-- BEGIN Records for this task --

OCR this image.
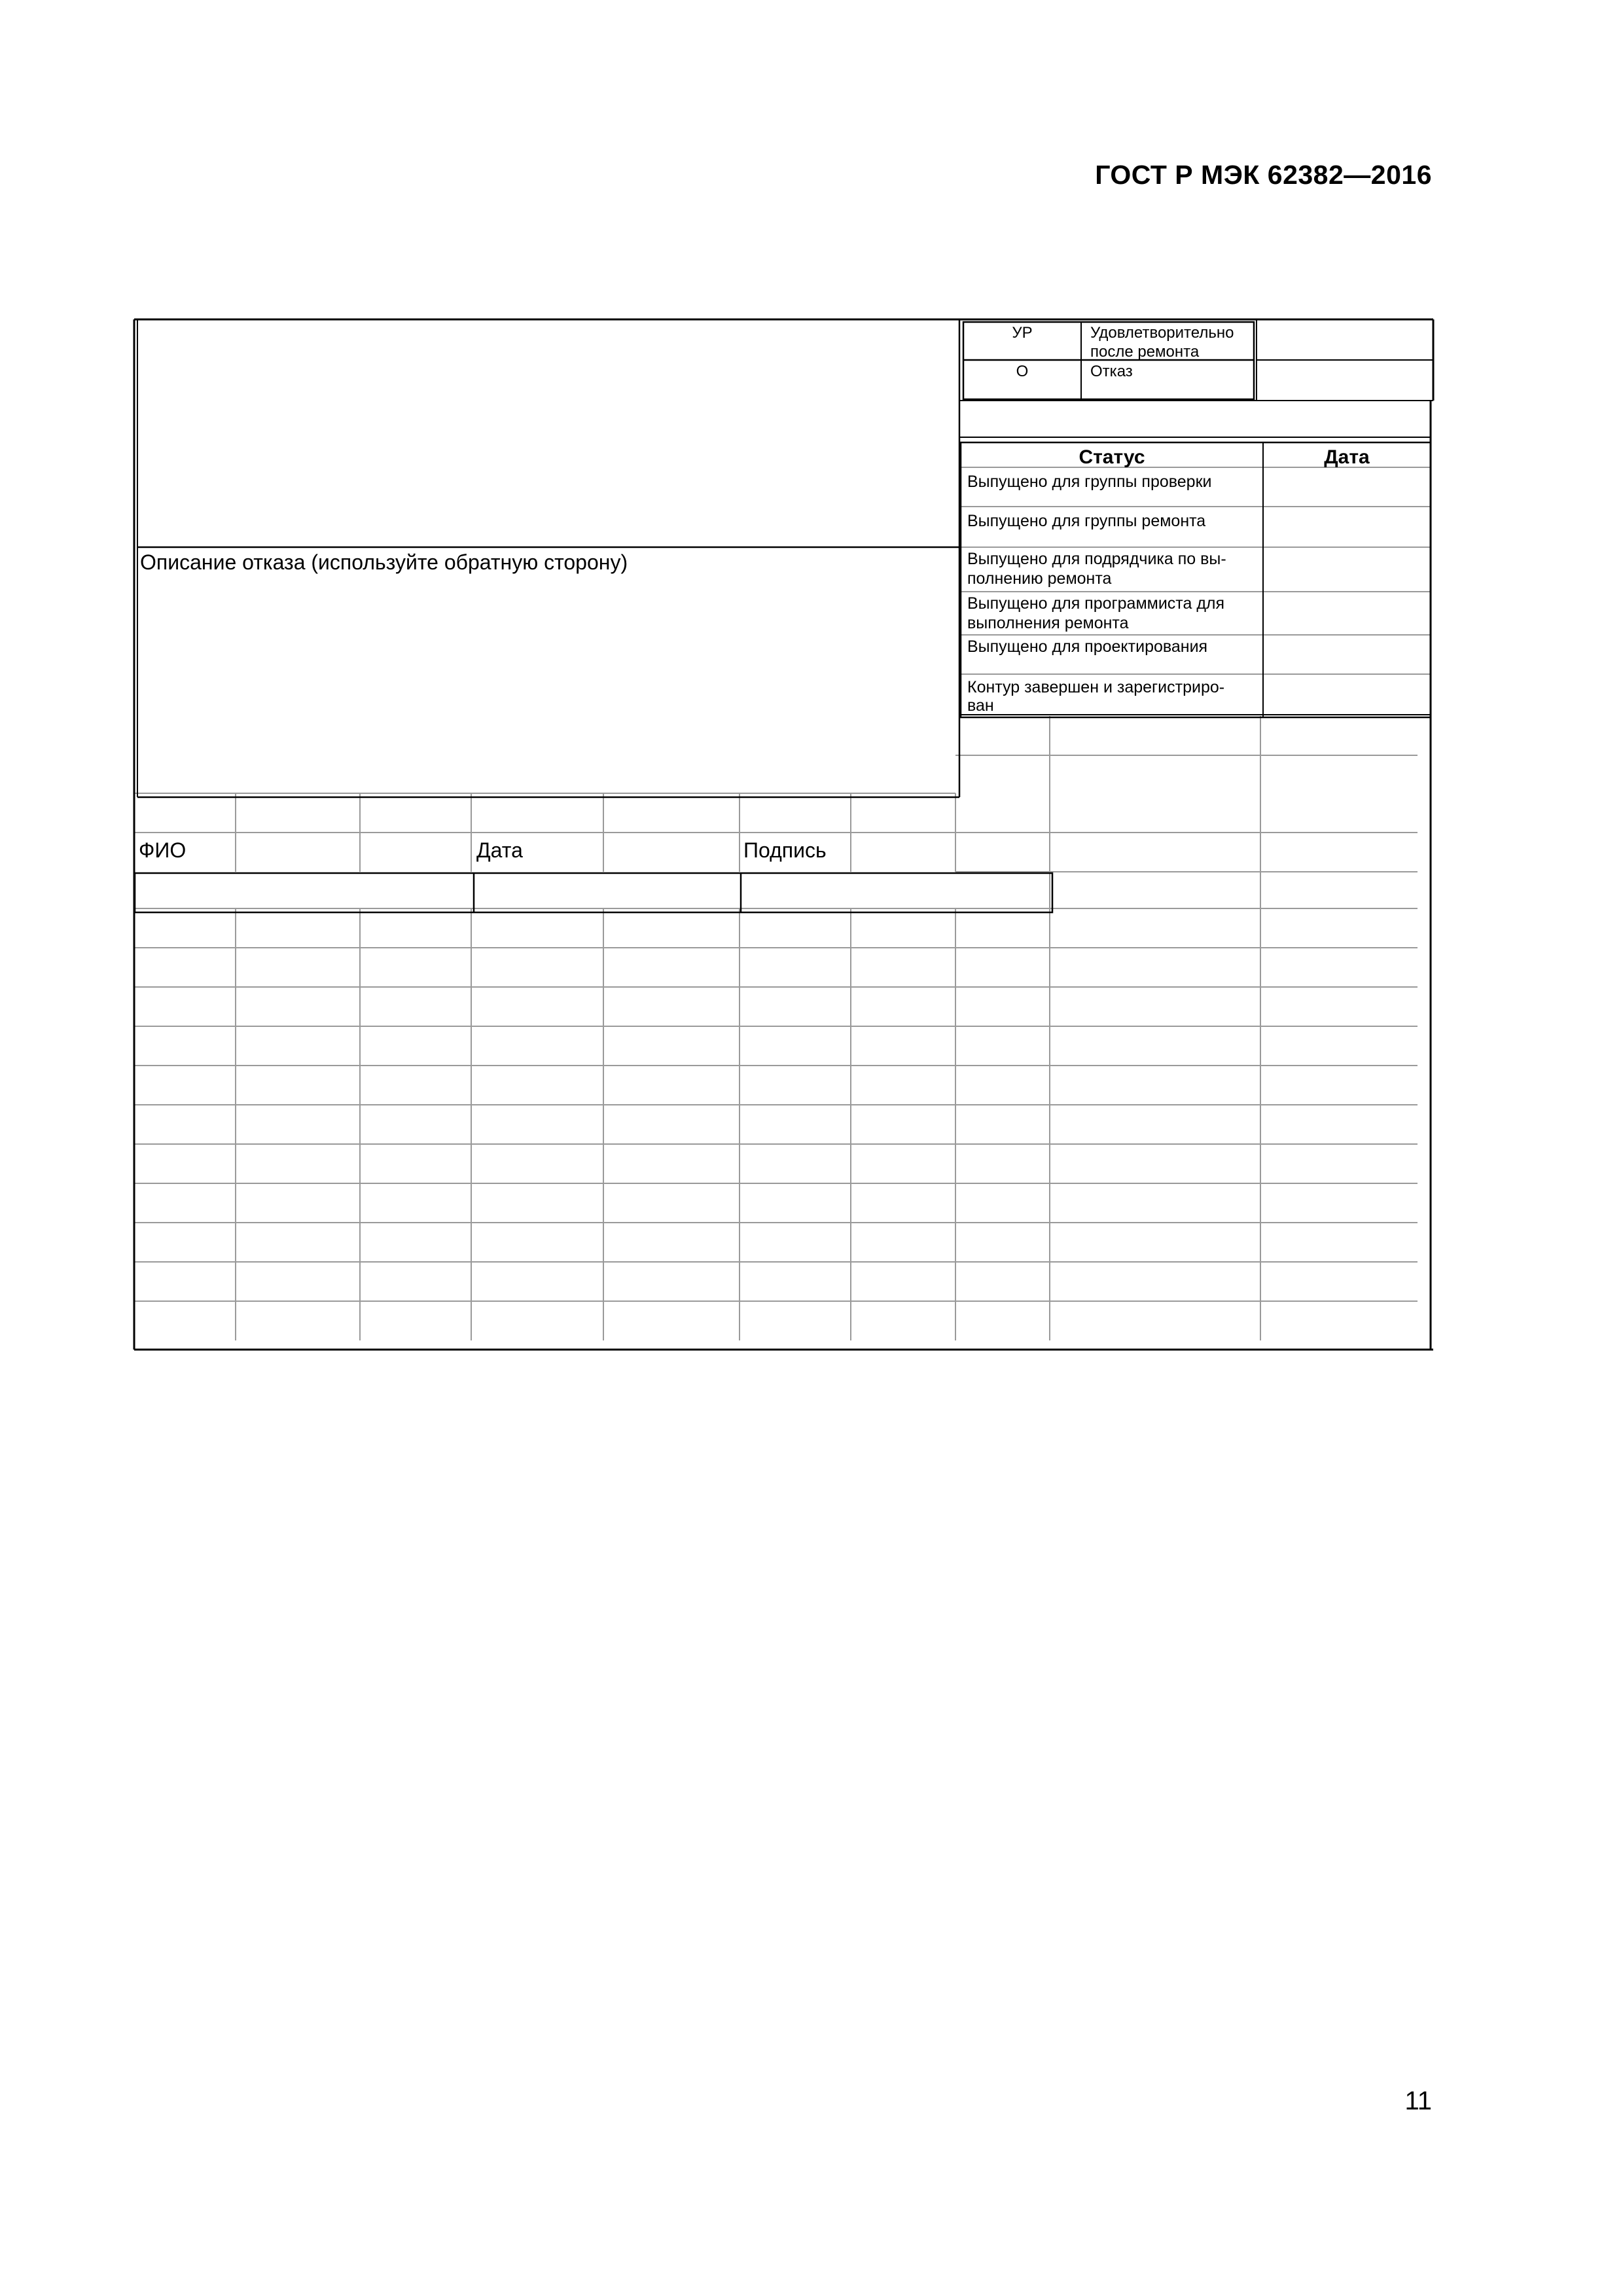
ГОСТ Р МЭК 62382—2016
УР	Удовлетворительно
после ремонта
О	Отказ
Описание отказа (используйте обратную сторону)
Статус	Дата
Выпущено для группы проверки
Выпущено для группы ремонта
Выпущено для подрядчика по вы-
полнению ремонта
Выпущено для программиста для
выполнения ремонта
Выпущено для проектирования
Контур завершен и зарегистриро-
ван
ФИО	Дата	Подпись
11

-- END Records for this task --

◆ Short exercise:
Please write out all the data again word for word, but not the pictures.

◆ Result for this task:
OCR this image.
ГОСТ Р МЭК 62382—2016
УР	Удовлетворительно
после ремонта
О	Отказ
Описание отказа (используйте обратную сторону)
Статус	Дата
Выпущено для группы проверки
Выпущено для группы ремонта
Выпущено для подрядчика по вы-
полнению ремонта
Выпущено для программиста для
выполнения ремонта
Выпущено для проектирования
Контур завершен и зарегистриро-
ван
ФИО	Дата	Подпись
11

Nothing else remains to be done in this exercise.